#### RECORD EXCERPTS:
(begin)
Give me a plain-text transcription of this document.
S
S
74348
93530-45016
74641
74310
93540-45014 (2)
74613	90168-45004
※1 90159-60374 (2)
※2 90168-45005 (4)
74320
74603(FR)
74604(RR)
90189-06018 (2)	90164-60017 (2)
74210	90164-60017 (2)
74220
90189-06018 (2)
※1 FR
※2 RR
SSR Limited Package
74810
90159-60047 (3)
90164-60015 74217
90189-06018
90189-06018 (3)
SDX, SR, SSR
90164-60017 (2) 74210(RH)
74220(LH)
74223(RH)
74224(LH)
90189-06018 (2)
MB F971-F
(end)
#### EXERCISE TASK:
Above are the records; retype them all without a single difference.

#### FULL RESPONSE:
Give me a plain-text transcription of this document.
S
S
74348
93530-45016
74641
74310
93540-45014 (2)
74613	90168-45004
※1 90159-60374 (2)
※2 90168-45005 (4)
74320
74603(FR)
74604(RR)
90189-06018 (2)	90164-60017 (2)
74210	90164-60017 (2)
74220
90189-06018 (2)
※1 FR
※2 RR
SSR Limited Package
74810
90159-60047 (3)
90164-60015 74217
90189-06018
90189-06018 (3)
SDX, SR, SSR
90164-60017 (2) 74210(RH)
74220(LH)
74223(RH)
74224(LH)
90189-06018 (2)
MB F971-F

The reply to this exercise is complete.